◆ **Your goal**
Please quote the material exactly, every line of it.
>> BEGIN Record list
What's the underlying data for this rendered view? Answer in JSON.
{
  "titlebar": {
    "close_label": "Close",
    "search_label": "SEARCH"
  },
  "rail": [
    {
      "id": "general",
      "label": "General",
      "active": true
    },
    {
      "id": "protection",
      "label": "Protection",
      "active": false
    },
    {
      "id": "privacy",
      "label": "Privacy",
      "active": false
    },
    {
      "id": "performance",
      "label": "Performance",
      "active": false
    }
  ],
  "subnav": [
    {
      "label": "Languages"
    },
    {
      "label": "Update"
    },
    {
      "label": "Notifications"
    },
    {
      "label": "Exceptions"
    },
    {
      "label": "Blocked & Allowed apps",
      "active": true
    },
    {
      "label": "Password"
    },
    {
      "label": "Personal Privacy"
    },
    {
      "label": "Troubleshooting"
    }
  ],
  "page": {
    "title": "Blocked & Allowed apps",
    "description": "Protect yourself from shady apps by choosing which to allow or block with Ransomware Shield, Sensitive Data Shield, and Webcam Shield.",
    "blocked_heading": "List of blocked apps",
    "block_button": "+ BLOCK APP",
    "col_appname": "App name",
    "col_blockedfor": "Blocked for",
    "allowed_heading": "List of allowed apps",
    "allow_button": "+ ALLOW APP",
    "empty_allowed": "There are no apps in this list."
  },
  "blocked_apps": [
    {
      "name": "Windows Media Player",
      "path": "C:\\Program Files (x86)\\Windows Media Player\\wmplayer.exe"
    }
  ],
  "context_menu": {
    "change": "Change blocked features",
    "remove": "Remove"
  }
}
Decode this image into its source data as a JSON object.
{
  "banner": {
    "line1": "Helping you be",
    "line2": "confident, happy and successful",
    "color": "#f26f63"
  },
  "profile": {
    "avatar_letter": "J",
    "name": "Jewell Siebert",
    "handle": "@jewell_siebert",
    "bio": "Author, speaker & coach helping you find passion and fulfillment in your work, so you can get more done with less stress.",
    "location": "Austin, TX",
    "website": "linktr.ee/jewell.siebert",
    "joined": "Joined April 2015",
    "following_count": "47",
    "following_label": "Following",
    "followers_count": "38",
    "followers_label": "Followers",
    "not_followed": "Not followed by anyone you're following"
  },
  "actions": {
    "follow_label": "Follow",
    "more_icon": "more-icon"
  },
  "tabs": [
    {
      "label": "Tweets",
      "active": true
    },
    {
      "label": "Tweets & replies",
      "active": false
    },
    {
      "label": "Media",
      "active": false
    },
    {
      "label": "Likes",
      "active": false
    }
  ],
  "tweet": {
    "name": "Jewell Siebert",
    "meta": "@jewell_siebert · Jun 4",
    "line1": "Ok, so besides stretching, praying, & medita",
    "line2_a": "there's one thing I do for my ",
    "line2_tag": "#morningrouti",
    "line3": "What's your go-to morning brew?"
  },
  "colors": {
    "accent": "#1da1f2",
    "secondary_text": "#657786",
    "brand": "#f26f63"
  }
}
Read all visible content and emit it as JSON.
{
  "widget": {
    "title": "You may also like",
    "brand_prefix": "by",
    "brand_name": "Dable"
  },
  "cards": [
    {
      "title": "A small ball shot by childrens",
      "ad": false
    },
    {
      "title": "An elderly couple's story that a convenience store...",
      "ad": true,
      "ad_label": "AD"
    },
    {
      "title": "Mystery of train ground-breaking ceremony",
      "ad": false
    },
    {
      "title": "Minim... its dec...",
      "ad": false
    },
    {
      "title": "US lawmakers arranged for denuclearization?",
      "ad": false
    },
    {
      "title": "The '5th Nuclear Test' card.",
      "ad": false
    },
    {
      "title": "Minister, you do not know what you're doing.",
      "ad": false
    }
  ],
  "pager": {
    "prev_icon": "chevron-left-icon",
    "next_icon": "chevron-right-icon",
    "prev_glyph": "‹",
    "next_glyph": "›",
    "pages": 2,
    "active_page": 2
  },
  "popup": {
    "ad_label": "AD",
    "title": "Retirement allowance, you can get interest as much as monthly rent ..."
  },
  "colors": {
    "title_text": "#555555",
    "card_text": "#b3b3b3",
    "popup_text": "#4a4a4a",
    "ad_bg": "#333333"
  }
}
>> END Record list
◆ **Solution to the exercise**
What's the underlying data for this rendered view? Answer in JSON.
{
  "titlebar": {
    "close_label": "Close",
    "search_label": "SEARCH"
  },
  "rail": [
    {
      "id": "general",
      "label": "General",
      "active": true
    },
    {
      "id": "protection",
      "label": "Protection",
      "active": false
    },
    {
      "id": "privacy",
      "label": "Privacy",
      "active": false
    },
    {
      "id": "performance",
      "label": "Performance",
      "active": false
    }
  ],
  "subnav": [
    {
      "label": "Languages"
    },
    {
      "label": "Update"
    },
    {
      "label": "Notifications"
    },
    {
      "label": "Exceptions"
    },
    {
      "label": "Blocked & Allowed apps",
      "active": true
    },
    {
      "label": "Password"
    },
    {
      "label": "Personal Privacy"
    },
    {
      "label": "Troubleshooting"
    }
  ],
  "page": {
    "title": "Blocked & Allowed apps",
    "description": "Protect yourself from shady apps by choosing which to allow or block with Ransomware Shield, Sensitive Data Shield, and Webcam Shield.",
    "blocked_heading": "List of blocked apps",
    "block_button": "+ BLOCK APP",
    "col_appname": "App name",
    "col_blockedfor": "Blocked for",
    "allowed_heading": "List of allowed apps",
    "allow_button": "+ ALLOW APP",
    "empty_allowed": "There are no apps in this list."
  },
  "blocked_apps": [
    {
      "name": "Windows Media Player",
      "path": "C:\\Program Files (x86)\\Windows Media Player\\wmplayer.exe"
    }
  ],
  "context_menu": {
    "change": "Change blocked features",
    "remove": "Remove"
  }
}
Decode this image into its source data as a JSON object.
{
  "banner": {
    "line1": "Helping you be",
    "line2": "confident, happy and successful",
    "color": "#f26f63"
  },
  "profile": {
    "avatar_letter": "J",
    "name": "Jewell Siebert",
    "handle": "@jewell_siebert",
    "bio": "Author, speaker & coach helping you find passion and fulfillment in your work, so you can get more done with less stress.",
    "location": "Austin, TX",
    "website": "linktr.ee/jewell.siebert",
    "joined": "Joined April 2015",
    "following_count": "47",
    "following_label": "Following",
    "followers_count": "38",
    "followers_label": "Followers",
    "not_followed": "Not followed by anyone you're following"
  },
  "actions": {
    "follow_label": "Follow",
    "more_icon": "more-icon"
  },
  "tabs": [
    {
      "label": "Tweets",
      "active": true
    },
    {
      "label": "Tweets & replies",
      "active": false
    },
    {
      "label": "Media",
      "active": false
    },
    {
      "label": "Likes",
      "active": false
    }
  ],
  "tweet": {
    "name": "Jewell Siebert",
    "meta": "@jewell_siebert · Jun 4",
    "line1": "Ok, so besides stretching, praying, & medita",
    "line2_a": "there's one thing I do for my ",
    "line2_tag": "#morningrouti",
    "line3": "What's your go-to morning brew?"
  },
  "colors": {
    "accent": "#1da1f2",
    "secondary_text": "#657786",
    "brand": "#f26f63"
  }
}
Read all visible content and emit it as JSON.
{
  "widget": {
    "title": "You may also like",
    "brand_prefix": "by",
    "brand_name": "Dable"
  },
  "cards": [
    {
      "title": "A small ball shot by childrens",
      "ad": false
    },
    {
      "title": "An elderly couple's story that a convenience store...",
      "ad": true,
      "ad_label": "AD"
    },
    {
      "title": "Mystery of train ground-breaking ceremony",
      "ad": false
    },
    {
      "title": "Minim... its dec...",
      "ad": false
    },
    {
      "title": "US lawmakers arranged for denuclearization?",
      "ad": false
    },
    {
      "title": "The '5th Nuclear Test' card.",
      "ad": false
    },
    {
      "title": "Minister, you do not know what you're doing.",
      "ad": false
    }
  ],
  "pager": {
    "prev_icon": "chevron-left-icon",
    "next_icon": "chevron-right-icon",
    "prev_glyph": "‹",
    "next_glyph": "›",
    "pages": 2,
    "active_page": 2
  },
  "popup": {
    "ad_label": "AD",
    "title": "Retirement allowance, you can get interest as much as monthly rent ..."
  },
  "colors": {
    "title_text": "#555555",
    "card_text": "#b3b3b3",
    "popup_text": "#4a4a4a",
    "ad_bg": "#333333"
  }
}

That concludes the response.